::: 本文

レオピン

夜叉のレオピンのレビュー・感想・評価

夜叉(1985年製作の映画)
4.0
男なら出たり入ったりするな

昔近所にいた猫に高倉と名付けていた。何も言わずにひょっこりいなくなり気づいたらまた戻ってきている、傷なんか負って。猫なら出たり入ったりしても怒られない。

よく地上波放送もあったと思うがこれお茶の間で見るようなやつじゃ全然ない。小学校の頃だったかテレビで放映されていた時、包丁持ったたけしが追いかけてくるシーンでオカンとおねえが顔面蒼白で真剣に怖がっていて、いやこれ映画じゃんかとあっけにとられていた。後半はそのまま風呂なんかに行ってしまって見ずじまいだったが、あのまま一緒に観てたらもっと気まづい空間になってた。

女の色気なんてものは露とも知らなかったが田中裕子のあの七色の眼。目の色まで変えられる役者というのはこの人ぐらいだ。最後の笑みにこの人こそ本当の夜叉だと確信した。

しかし子供には早すぎる。
田中裕子といえばサントリーオールド。「蛍」にもあの懐かしいボトルが並んでいた。85年はプラザ合意の年。そして田中角栄が権力の座から転がり落ちた年。竹下登の造反に激怒し毎晩オールドパーを痛飲してそのまま・・・ 彼の政治的生命を奪ったものはオールドパーだった。余談

前半の平和な漁師町があっという間にシャブ漬けになっていくというホラー味はまったく違う意味で怖ろしい。漁協からクレームこなかったのだろうか。心臓が悪いクセに率先して手を出してしまう邦衛。娘を大学に行かせてやるんじゃないのか。もしかして本当にただの栄養剤と思っていたのかしらん。あき竹城の嫁はもちろん純と蛍にも謝れ。

::::::
::: データ項目

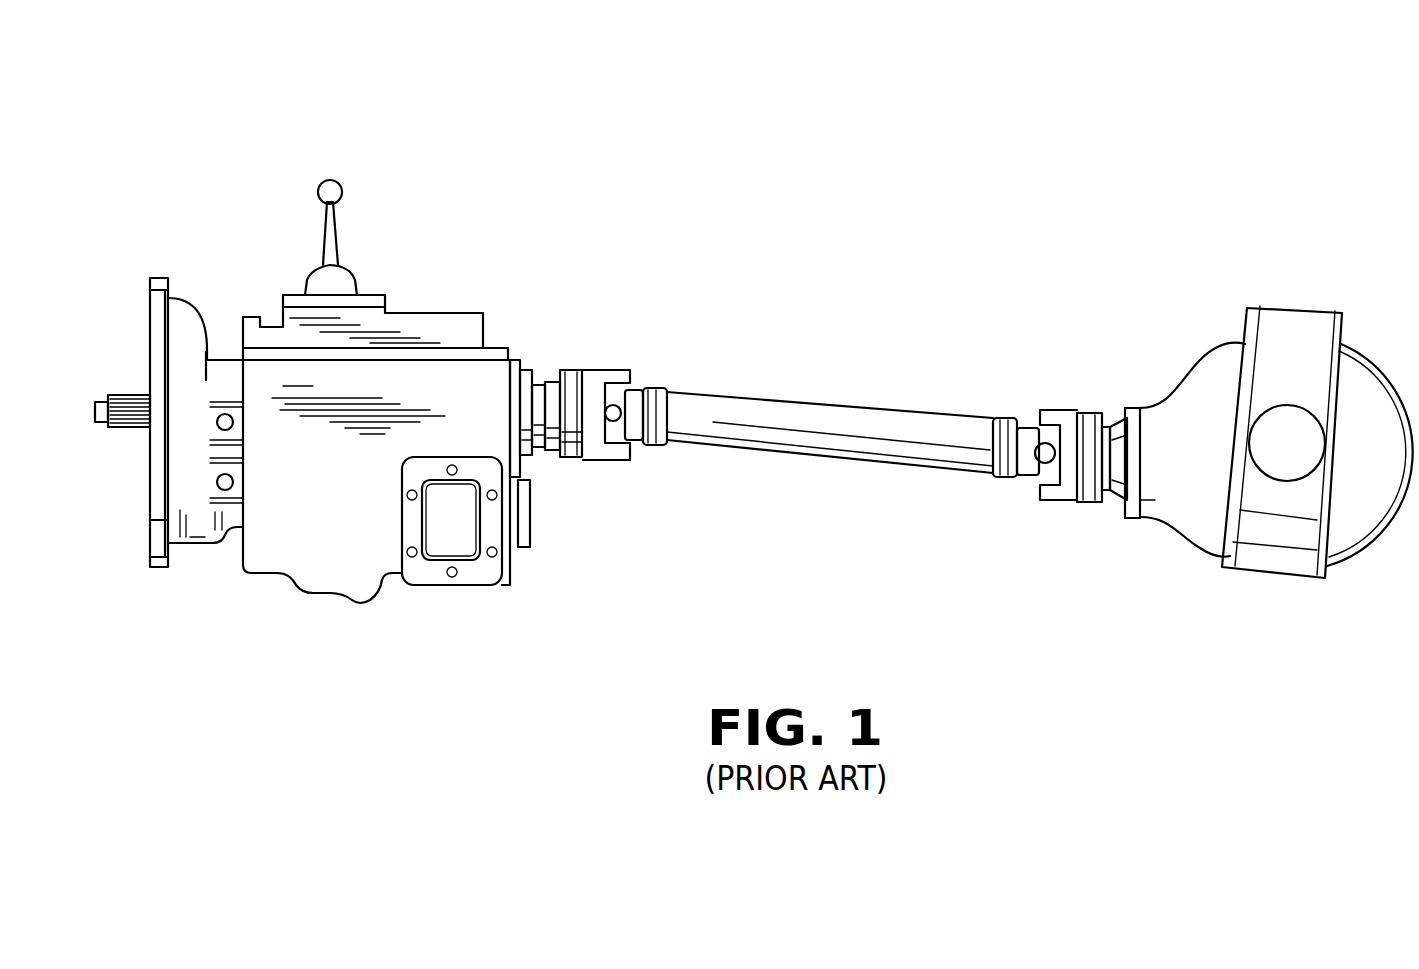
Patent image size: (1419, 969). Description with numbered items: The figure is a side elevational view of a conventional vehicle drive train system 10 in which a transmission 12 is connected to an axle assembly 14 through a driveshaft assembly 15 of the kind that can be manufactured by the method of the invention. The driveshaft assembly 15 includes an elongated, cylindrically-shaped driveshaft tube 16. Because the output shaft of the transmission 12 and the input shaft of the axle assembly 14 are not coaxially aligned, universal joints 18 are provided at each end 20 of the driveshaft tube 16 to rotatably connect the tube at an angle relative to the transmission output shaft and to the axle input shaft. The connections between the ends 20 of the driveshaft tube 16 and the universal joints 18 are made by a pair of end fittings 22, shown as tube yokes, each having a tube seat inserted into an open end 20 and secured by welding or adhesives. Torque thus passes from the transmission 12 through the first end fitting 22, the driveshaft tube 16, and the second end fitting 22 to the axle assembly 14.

The vehicle drive train system 10 is at (388, 128).
The transmission 12 is at (320, 582).
The axle assembly 14 is at (1268, 565).
The driveshaft assembly 15 is at (1103, 287).
The driveshaft tube 16 is at (820, 447).
The universal joint 18 is at (600, 368).
The end of the driveshaft tube 20 is at (673, 433).
The end fitting 22 is at (633, 397).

::::::

映画『夜叉』のレビューを、最後の文に続けて書き継いでください。 項目は本文とは別の出典から取られたものです。

解答:
ミナミ時代や妹との思い出、組のために命を張って駆け抜けた若き日がやや浮いた感もある。『冬の華』でもやや臭さを感じたがこういうPVやアニメにも近い演出、要は観客は建さんのフィルモグラフィーと重ねて観られるからこんな演出も効果をあげているのだろう。

特筆すべきは大作さんのカメラ。銀世界と世界を飲み込むほどの荒々しい日本海の波が臨場感と迫力に満ちていた。横殴りの雪に真紅の傘が飛ばされる 息をのむ美しさ

オープニングの走る青年の後姿に重なる若き日の修治の背中。雪景色からのネオンサイン 望遠で捉えた画面に白刃が煌き火花が舞う。
後半もう一度大阪ミナミの街が映されるが、銀世界からの対比が映える。
赤い灯台 千日劇場の廃墟 つるが駅のホーム いくつも記憶に残るカットがあった。

小さな橋のかかる小さな港 あの橋を渡ると浜とは違う世界が待ち受けていた。蛍子と矢島はあちらから来た異界のものたち
テレサ・テン「つぐない」を歌う漁師たちは鬼に引き寄せられた獲物だ 

ほしいなぁ あのたけちゃんが着ていた禍々しい柄のニットトレーナー

役者を観ているだけで飽きない。
薄幸さに磨きがかかるいしだあゆみ
下條正巳の親分はこっちが先か 奈良岡朋子の貫目 稔侍さんの気弱な弟分 邦画を見る喜びはこういうとこだな

たけしが広めたとされる現場で椅子に座らない&ストーブにもあたらない男伝説。この作品以降ヤクザ役とは縁が切れた。昇華できたのは降旗康男という人間と出会えたから。ここにきてようやく晴れて足を洗ったヤクシャ(Yaksa)高倉健。リスタート、この時まだ54歳。

撮影:木村大作
音楽:トゥーツ・シールマンス
主題歌:ナンシー・ウィルソン
日向湖(三方五湖)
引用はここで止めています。